(Saved data entries)

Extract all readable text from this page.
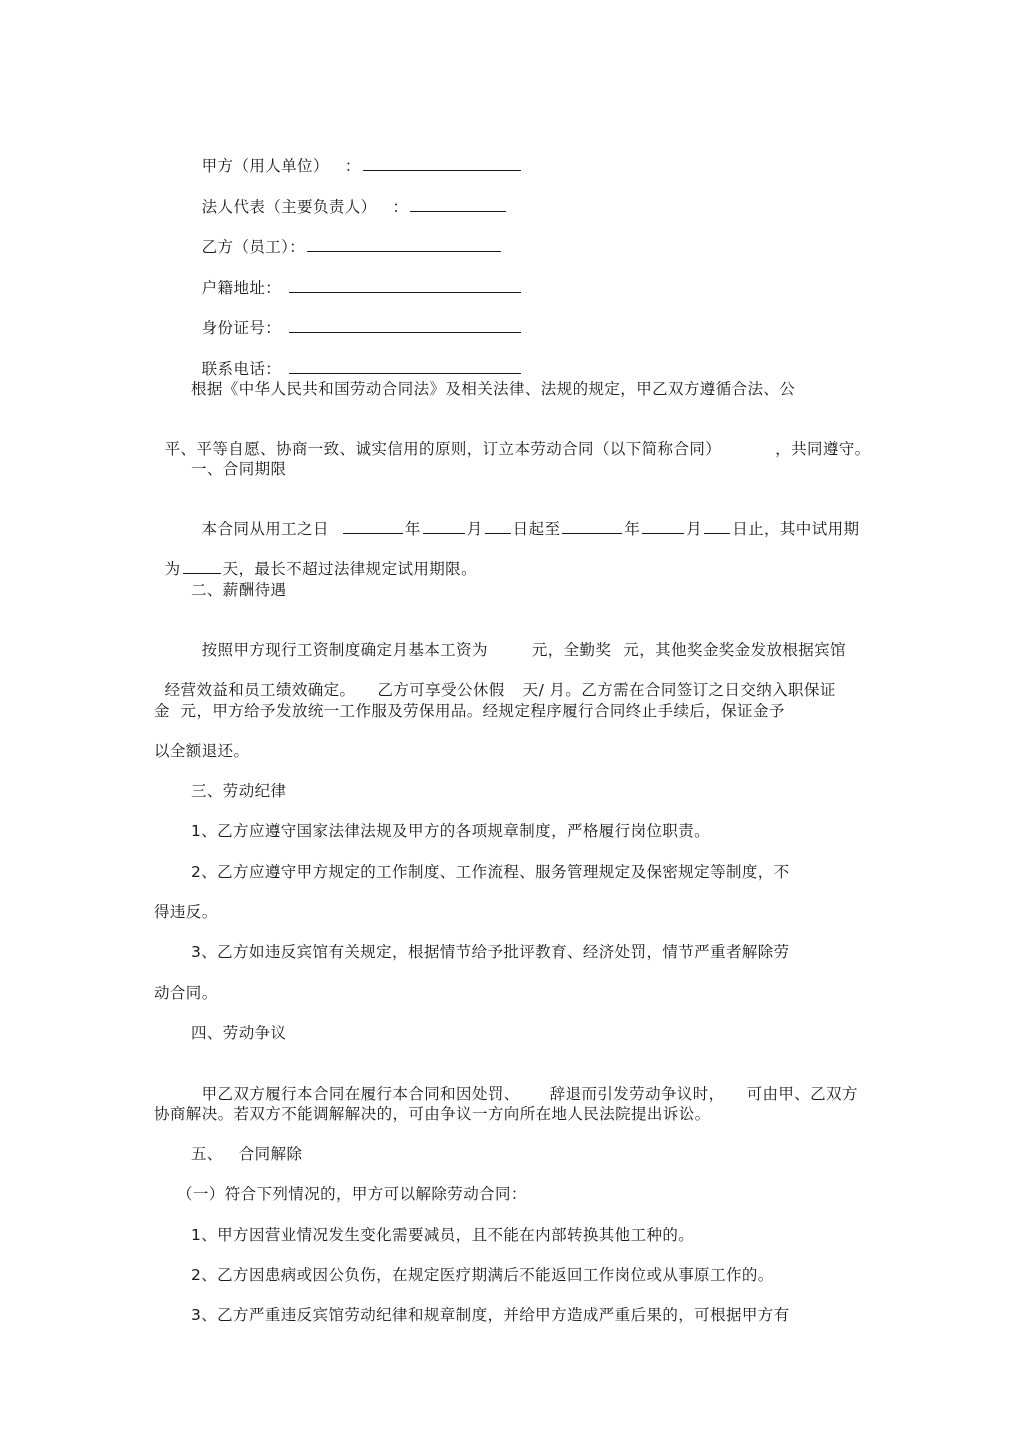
甲方（用人单位）   ：

法人代表（主要负责人）   ：

乙方（员工）：

户籍地址：

身份证号：

联系电话：

根据《中华人民共和国劳动合同法》及相关法律、法规的规定，甲乙双方遵循合法、公

平、平等自愿、协商一致、诚实信用的原则，订立本劳动合同（以下简称合同）	，共同遵守。

一、合同期限

本合同从用工之日	年	月 日起至	年	月 日止，其中试用期

为	天，最长不超过法律规定试用期限。

二、薪酬待遇

按照甲方现行工资制度确定月基本工资为	元，全勤奖 元，其他奖金奖金发放根据宾馆

经营效益和员工绩效确定。 乙方可享受公休假 天/ 月。乙方需在合同签订之日交纳入职保证

金  元，甲方给予发放统一工作服及劳保用品。经规定程序履行合同终止手续后，保证金予
以全额退还。
三、劳动纪律
1、乙方应遵守国家法律法规及甲方的各项规章制度，严格履行岗位职责。
2、乙方应遵守甲方规定的工作制度、工作流程、服务管理规定及保密规定等制度，不
得违反。
3、乙方如违反宾馆有关规定，根据情节给予批评教育、经济处罚，情节严重者解除劳
动合同。
四、劳动争议

甲乙双方履行本合同在履行本合同和因处罚、 辞退而引发劳动争议时， 可由甲、乙双方

协商解决。若双方不能调解解决的，可由争议一方向所在地人民法院提出诉讼。
五、   合同解除
（一）符合下列情况的，甲方可以解除劳动合同：
1、甲方因营业情况发生变化需要减员，且不能在内部转换其他工种的。
2、乙方因患病或因公负伤，在规定医疗期满后不能返回工作岗位或从事原工作的。
3、乙方严重违反宾馆劳动纪律和规章制度，并给甲方造成严重后果的，可根据甲方有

● TASK REQUIREMENTS:
Copy every line of the data word for word, omitting the images.

● EXPECTED OUTPUT:
Extract all readable text from this page.
甲方（用人单位）   ：

法人代表（主要负责人）   ：

乙方（员工）：

户籍地址：

身份证号：

联系电话：

根据《中华人民共和国劳动合同法》及相关法律、法规的规定，甲乙双方遵循合法、公

平、平等自愿、协商一致、诚实信用的原则，订立本劳动合同（以下简称合同）	，共同遵守。

一、合同期限

本合同从用工之日	年	月 日起至	年	月 日止，其中试用期

为	天，最长不超过法律规定试用期限。

二、薪酬待遇

按照甲方现行工资制度确定月基本工资为	元，全勤奖 元，其他奖金奖金发放根据宾馆

经营效益和员工绩效确定。 乙方可享受公休假 天/ 月。乙方需在合同签订之日交纳入职保证

金  元，甲方给予发放统一工作服及劳保用品。经规定程序履行合同终止手续后，保证金予
以全额退还。
三、劳动纪律
1、乙方应遵守国家法律法规及甲方的各项规章制度，严格履行岗位职责。
2、乙方应遵守甲方规定的工作制度、工作流程、服务管理规定及保密规定等制度，不
得违反。
3、乙方如违反宾馆有关规定，根据情节给予批评教育、经济处罚，情节严重者解除劳
动合同。
四、劳动争议

甲乙双方履行本合同在履行本合同和因处罚、 辞退而引发劳动争议时， 可由甲、乙双方

协商解决。若双方不能调解解决的，可由争议一方向所在地人民法院提出诉讼。
五、   合同解除
（一）符合下列情况的，甲方可以解除劳动合同：
1、甲方因营业情况发生变化需要减员，且不能在内部转换其他工种的。
2、乙方因患病或因公负伤，在规定医疗期满后不能返回工作岗位或从事原工作的。
3、乙方严重违反宾馆劳动纪律和规章制度，并给甲方造成严重后果的，可根据甲方有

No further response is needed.